» AIM OF THE EXERCISE:
The listing below should be written out exactly; please include all of it.

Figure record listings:
+ + + +

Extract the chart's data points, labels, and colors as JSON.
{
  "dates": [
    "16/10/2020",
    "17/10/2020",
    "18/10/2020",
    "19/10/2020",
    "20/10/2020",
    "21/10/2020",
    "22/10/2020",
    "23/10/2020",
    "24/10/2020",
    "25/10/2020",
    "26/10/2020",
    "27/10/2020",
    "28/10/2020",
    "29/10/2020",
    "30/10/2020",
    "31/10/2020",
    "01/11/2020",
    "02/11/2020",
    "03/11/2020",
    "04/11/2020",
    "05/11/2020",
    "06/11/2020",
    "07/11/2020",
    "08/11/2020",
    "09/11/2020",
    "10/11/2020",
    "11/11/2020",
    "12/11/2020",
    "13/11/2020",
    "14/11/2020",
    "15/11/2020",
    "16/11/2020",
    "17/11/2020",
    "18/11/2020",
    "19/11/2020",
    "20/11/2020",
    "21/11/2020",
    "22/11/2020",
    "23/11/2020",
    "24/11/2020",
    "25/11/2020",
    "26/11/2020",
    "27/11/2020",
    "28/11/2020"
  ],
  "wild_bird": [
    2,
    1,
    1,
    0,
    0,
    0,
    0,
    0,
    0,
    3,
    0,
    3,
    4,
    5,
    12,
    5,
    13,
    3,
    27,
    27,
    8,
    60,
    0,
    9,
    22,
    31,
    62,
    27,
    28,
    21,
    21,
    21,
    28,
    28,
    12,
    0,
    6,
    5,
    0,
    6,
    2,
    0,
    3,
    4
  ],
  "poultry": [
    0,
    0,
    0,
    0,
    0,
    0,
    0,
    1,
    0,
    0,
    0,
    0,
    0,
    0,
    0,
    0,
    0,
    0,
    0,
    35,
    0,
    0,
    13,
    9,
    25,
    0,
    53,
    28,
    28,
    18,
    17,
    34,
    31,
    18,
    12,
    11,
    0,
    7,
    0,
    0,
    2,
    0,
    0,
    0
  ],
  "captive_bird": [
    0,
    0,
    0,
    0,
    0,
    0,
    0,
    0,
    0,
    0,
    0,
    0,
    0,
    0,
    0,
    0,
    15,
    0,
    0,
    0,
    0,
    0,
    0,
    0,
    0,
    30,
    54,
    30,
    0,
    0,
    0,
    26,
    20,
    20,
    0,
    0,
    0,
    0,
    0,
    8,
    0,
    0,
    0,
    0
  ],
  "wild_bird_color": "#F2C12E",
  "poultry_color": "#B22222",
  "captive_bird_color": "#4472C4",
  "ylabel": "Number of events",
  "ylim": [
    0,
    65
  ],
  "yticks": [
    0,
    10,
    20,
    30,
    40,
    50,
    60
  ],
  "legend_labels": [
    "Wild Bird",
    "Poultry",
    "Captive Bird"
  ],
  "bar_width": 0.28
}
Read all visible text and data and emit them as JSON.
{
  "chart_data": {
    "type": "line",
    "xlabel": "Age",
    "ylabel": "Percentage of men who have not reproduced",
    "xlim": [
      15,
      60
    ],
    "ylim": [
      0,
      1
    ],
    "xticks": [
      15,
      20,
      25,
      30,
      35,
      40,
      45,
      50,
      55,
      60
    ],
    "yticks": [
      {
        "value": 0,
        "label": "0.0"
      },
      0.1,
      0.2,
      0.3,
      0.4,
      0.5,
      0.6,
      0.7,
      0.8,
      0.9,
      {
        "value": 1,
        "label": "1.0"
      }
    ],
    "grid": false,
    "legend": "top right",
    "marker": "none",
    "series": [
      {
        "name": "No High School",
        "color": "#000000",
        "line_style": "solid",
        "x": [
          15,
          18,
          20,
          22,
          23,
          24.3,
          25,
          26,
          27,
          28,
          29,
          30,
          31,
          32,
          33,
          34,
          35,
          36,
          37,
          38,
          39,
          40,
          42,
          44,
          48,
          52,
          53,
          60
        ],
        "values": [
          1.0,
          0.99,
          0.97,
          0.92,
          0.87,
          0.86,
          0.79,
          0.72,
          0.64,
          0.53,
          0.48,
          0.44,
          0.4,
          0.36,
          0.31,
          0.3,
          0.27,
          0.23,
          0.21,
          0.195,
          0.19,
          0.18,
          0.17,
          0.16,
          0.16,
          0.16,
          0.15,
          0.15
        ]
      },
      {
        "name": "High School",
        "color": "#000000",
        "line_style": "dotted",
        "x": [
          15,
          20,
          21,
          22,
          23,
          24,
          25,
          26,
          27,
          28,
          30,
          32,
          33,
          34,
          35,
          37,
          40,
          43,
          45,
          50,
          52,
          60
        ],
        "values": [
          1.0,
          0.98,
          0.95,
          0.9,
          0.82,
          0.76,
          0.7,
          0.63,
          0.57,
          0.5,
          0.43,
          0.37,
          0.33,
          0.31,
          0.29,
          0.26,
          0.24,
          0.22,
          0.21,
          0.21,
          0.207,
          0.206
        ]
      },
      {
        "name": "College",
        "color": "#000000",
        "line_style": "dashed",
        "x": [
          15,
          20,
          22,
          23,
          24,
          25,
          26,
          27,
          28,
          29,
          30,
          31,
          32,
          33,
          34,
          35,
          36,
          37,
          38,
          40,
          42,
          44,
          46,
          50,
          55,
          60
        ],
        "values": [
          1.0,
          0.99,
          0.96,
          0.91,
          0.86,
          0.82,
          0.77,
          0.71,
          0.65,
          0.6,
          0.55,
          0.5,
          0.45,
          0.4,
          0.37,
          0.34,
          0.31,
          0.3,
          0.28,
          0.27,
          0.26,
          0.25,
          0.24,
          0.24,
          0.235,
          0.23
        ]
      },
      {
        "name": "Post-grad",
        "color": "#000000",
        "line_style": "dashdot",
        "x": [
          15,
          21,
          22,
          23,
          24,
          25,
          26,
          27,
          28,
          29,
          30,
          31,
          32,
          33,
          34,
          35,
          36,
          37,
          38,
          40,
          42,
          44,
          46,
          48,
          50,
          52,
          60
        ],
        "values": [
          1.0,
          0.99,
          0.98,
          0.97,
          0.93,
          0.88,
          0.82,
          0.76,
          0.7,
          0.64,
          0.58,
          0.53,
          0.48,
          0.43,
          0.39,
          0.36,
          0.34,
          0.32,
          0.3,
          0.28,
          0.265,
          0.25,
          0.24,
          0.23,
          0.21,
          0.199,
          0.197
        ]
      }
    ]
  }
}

+ + + +

» THE COMPLETED TASK:
Extract the chart's data points, labels, and colors as JSON.
{
  "dates": [
    "16/10/2020",
    "17/10/2020",
    "18/10/2020",
    "19/10/2020",
    "20/10/2020",
    "21/10/2020",
    "22/10/2020",
    "23/10/2020",
    "24/10/2020",
    "25/10/2020",
    "26/10/2020",
    "27/10/2020",
    "28/10/2020",
    "29/10/2020",
    "30/10/2020",
    "31/10/2020",
    "01/11/2020",
    "02/11/2020",
    "03/11/2020",
    "04/11/2020",
    "05/11/2020",
    "06/11/2020",
    "07/11/2020",
    "08/11/2020",
    "09/11/2020",
    "10/11/2020",
    "11/11/2020",
    "12/11/2020",
    "13/11/2020",
    "14/11/2020",
    "15/11/2020",
    "16/11/2020",
    "17/11/2020",
    "18/11/2020",
    "19/11/2020",
    "20/11/2020",
    "21/11/2020",
    "22/11/2020",
    "23/11/2020",
    "24/11/2020",
    "25/11/2020",
    "26/11/2020",
    "27/11/2020",
    "28/11/2020"
  ],
  "wild_bird": [
    2,
    1,
    1,
    0,
    0,
    0,
    0,
    0,
    0,
    3,
    0,
    3,
    4,
    5,
    12,
    5,
    13,
    3,
    27,
    27,
    8,
    60,
    0,
    9,
    22,
    31,
    62,
    27,
    28,
    21,
    21,
    21,
    28,
    28,
    12,
    0,
    6,
    5,
    0,
    6,
    2,
    0,
    3,
    4
  ],
  "poultry": [
    0,
    0,
    0,
    0,
    0,
    0,
    0,
    1,
    0,
    0,
    0,
    0,
    0,
    0,
    0,
    0,
    0,
    0,
    0,
    35,
    0,
    0,
    13,
    9,
    25,
    0,
    53,
    28,
    28,
    18,
    17,
    34,
    31,
    18,
    12,
    11,
    0,
    7,
    0,
    0,
    2,
    0,
    0,
    0
  ],
  "captive_bird": [
    0,
    0,
    0,
    0,
    0,
    0,
    0,
    0,
    0,
    0,
    0,
    0,
    0,
    0,
    0,
    0,
    15,
    0,
    0,
    0,
    0,
    0,
    0,
    0,
    0,
    30,
    54,
    30,
    0,
    0,
    0,
    26,
    20,
    20,
    0,
    0,
    0,
    0,
    0,
    8,
    0,
    0,
    0,
    0
  ],
  "wild_bird_color": "#F2C12E",
  "poultry_color": "#B22222",
  "captive_bird_color": "#4472C4",
  "ylabel": "Number of events",
  "ylim": [
    0,
    65
  ],
  "yticks": [
    0,
    10,
    20,
    30,
    40,
    50,
    60
  ],
  "legend_labels": [
    "Wild Bird",
    "Poultry",
    "Captive Bird"
  ],
  "bar_width": 0.28
}
Read all visible text and data and emit them as JSON.
{
  "chart_data": {
    "type": "line",
    "xlabel": "Age",
    "ylabel": "Percentage of men who have not reproduced",
    "xlim": [
      15,
      60
    ],
    "ylim": [
      0,
      1
    ],
    "xticks": [
      15,
      20,
      25,
      30,
      35,
      40,
      45,
      50,
      55,
      60
    ],
    "yticks": [
      {
        "value": 0,
        "label": "0.0"
      },
      0.1,
      0.2,
      0.3,
      0.4,
      0.5,
      0.6,
      0.7,
      0.8,
      0.9,
      {
        "value": 1,
        "label": "1.0"
      }
    ],
    "grid": false,
    "legend": "top right",
    "marker": "none",
    "series": [
      {
        "name": "No High School",
        "color": "#000000",
        "line_style": "solid",
        "x": [
          15,
          18,
          20,
          22,
          23,
          24.3,
          25,
          26,
          27,
          28,
          29,
          30,
          31,
          32,
          33,
          34,
          35,
          36,
          37,
          38,
          39,
          40,
          42,
          44,
          48,
          52,
          53,
          60
        ],
        "values": [
          1.0,
          0.99,
          0.97,
          0.92,
          0.87,
          0.86,
          0.79,
          0.72,
          0.64,
          0.53,
          0.48,
          0.44,
          0.4,
          0.36,
          0.31,
          0.3,
          0.27,
          0.23,
          0.21,
          0.195,
          0.19,
          0.18,
          0.17,
          0.16,
          0.16,
          0.16,
          0.15,
          0.15
        ]
      },
      {
        "name": "High School",
        "color": "#000000",
        "line_style": "dotted",
        "x": [
          15,
          20,
          21,
          22,
          23,
          24,
          25,
          26,
          27,
          28,
          30,
          32,
          33,
          34,
          35,
          37,
          40,
          43,
          45,
          50,
          52,
          60
        ],
        "values": [
          1.0,
          0.98,
          0.95,
          0.9,
          0.82,
          0.76,
          0.7,
          0.63,
          0.57,
          0.5,
          0.43,
          0.37,
          0.33,
          0.31,
          0.29,
          0.26,
          0.24,
          0.22,
          0.21,
          0.21,
          0.207,
          0.206
        ]
      },
      {
        "name": "College",
        "color": "#000000",
        "line_style": "dashed",
        "x": [
          15,
          20,
          22,
          23,
          24,
          25,
          26,
          27,
          28,
          29,
          30,
          31,
          32,
          33,
          34,
          35,
          36,
          37,
          38,
          40,
          42,
          44,
          46,
          50,
          55,
          60
        ],
        "values": [
          1.0,
          0.99,
          0.96,
          0.91,
          0.86,
          0.82,
          0.77,
          0.71,
          0.65,
          0.6,
          0.55,
          0.5,
          0.45,
          0.4,
          0.37,
          0.34,
          0.31,
          0.3,
          0.28,
          0.27,
          0.26,
          0.25,
          0.24,
          0.24,
          0.235,
          0.23
        ]
      },
      {
        "name": "Post-grad",
        "color": "#000000",
        "line_style": "dashdot",
        "x": [
          15,
          21,
          22,
          23,
          24,
          25,
          26,
          27,
          28,
          29,
          30,
          31,
          32,
          33,
          34,
          35,
          36,
          37,
          38,
          40,
          42,
          44,
          46,
          48,
          50,
          52,
          60
        ],
        "values": [
          1.0,
          0.99,
          0.98,
          0.97,
          0.93,
          0.88,
          0.82,
          0.76,
          0.7,
          0.64,
          0.58,
          0.53,
          0.48,
          0.43,
          0.39,
          0.36,
          0.34,
          0.32,
          0.3,
          0.28,
          0.265,
          0.25,
          0.24,
          0.23,
          0.21,
          0.199,
          0.197
        ]
      }
    ]
  }
}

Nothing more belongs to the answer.